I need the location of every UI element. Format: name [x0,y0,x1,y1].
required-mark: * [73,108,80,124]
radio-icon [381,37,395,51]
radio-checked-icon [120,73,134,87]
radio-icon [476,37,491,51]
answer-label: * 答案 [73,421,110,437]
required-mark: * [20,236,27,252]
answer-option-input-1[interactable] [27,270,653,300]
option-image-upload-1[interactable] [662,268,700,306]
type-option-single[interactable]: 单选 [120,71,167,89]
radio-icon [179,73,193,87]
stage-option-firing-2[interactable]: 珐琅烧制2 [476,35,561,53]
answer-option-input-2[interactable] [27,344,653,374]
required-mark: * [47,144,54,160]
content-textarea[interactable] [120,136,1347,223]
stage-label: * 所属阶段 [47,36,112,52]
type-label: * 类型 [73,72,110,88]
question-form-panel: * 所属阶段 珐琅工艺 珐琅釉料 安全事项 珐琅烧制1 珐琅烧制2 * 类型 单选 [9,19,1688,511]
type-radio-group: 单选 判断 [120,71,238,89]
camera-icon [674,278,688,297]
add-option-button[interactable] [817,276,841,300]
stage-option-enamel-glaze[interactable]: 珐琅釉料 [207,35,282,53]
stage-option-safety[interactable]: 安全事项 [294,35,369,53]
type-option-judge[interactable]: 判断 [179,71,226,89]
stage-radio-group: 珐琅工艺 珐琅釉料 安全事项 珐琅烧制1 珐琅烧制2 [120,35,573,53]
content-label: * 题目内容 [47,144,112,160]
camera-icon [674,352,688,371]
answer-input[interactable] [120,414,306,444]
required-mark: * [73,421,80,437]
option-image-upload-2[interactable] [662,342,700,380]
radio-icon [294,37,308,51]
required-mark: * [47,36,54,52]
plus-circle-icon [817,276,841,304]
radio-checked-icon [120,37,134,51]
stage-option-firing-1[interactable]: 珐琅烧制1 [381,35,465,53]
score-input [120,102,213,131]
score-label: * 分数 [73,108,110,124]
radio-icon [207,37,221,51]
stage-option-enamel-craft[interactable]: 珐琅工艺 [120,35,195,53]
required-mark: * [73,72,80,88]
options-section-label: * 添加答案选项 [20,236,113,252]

* * * *

Task description: Lay out every line of the entries above as a Markdown table with the columns Row and Line. Give the row number under Row and the line under Line, and leave out any blank lines.

Full response:
| Row | Line |
|---|---|
| 1 | I need the location of every UI element. Format: name [x0,y0,x1,y1]. |
| 2 | required-mark: * [73,108,80,124] |
| 3 | radio-icon [381,37,395,51] |
| 4 | radio-checked-icon [120,73,134,87] |
| 5 | radio-icon [476,37,491,51] |
| 6 | answer-label: * 答案 [73,421,110,437] |
| 7 | required-mark: * [20,236,27,252] |
| 8 | answer-option-input-1[interactable] [27,270,653,300] |
| 9 | option-image-upload-1[interactable] [662,268,700,306] |
| 10 | type-option-single[interactable]: 单选 [120,71,167,89] |
| 11 | radio-icon [179,73,193,87] |
| 12 | stage-option-firing-2[interactable]: 珐琅烧制2 [476,35,561,53] |
| 13 | answer-option-input-2[interactable] [27,344,653,374] |
| 14 | required-mark: * [47,144,54,160] |
| 15 | content-textarea[interactable] [120,136,1347,223] |
| 16 | stage-label: * 所属阶段 [47,36,112,52] |
| 17 | type-label: * 类型 [73,72,110,88] |
| 18 | question-form-panel: * 所属阶段 珐琅工艺 珐琅釉料 安全事项 珐琅烧制1 珐琅烧制2 * 类型 单选 [9,19,1688,511] |
| 19 | type-radio-group: 单选 判断 [120,71,238,89] |
| 20 | camera-icon [674,278,688,297] |
| 21 | add-option-button[interactable] [817,276,841,300] |
| 22 | stage-option-enamel-glaze[interactable]: 珐琅釉料 [207,35,282,53] |
| 23 | stage-option-safety[interactable]: 安全事项 [294,35,369,53] |
| 24 | type-option-judge[interactable]: 判断 [179,71,226,89] |
| 25 | stage-radio-group: 珐琅工艺 珐琅釉料 安全事项 珐琅烧制1 珐琅烧制2 [120,35,573,53] |
| 26 | content-label: * 题目内容 [47,144,112,160] |
| 27 | camera-icon [674,352,688,371] |
| 28 | answer-input[interactable] [120,414,306,444] |
| 29 | required-mark: * [73,421,80,437] |
| 30 | option-image-upload-2[interactable] [662,342,700,380] |
| 31 | radio-icon [294,37,308,51] |
| 32 | required-mark: * [47,36,54,52] |
| 33 | plus-circle-icon [817,276,841,304] |
| 34 | radio-checked-icon [120,37,134,51] |
| 35 | stage-option-firing-1[interactable]: 珐琅烧制1 [381,35,465,53] |
| 36 | score-input [120,102,213,131] |
| 37 | score-label: * 分数 [73,108,110,124] |
| 38 | radio-icon [207,37,221,51] |
| 39 | stage-option-enamel-craft[interactable]: 珐琅工艺 [120,35,195,53] |
| 40 | required-mark: * [73,72,80,88] |
| 41 | options-section-label: * 添加答案选项 [20,236,113,252] |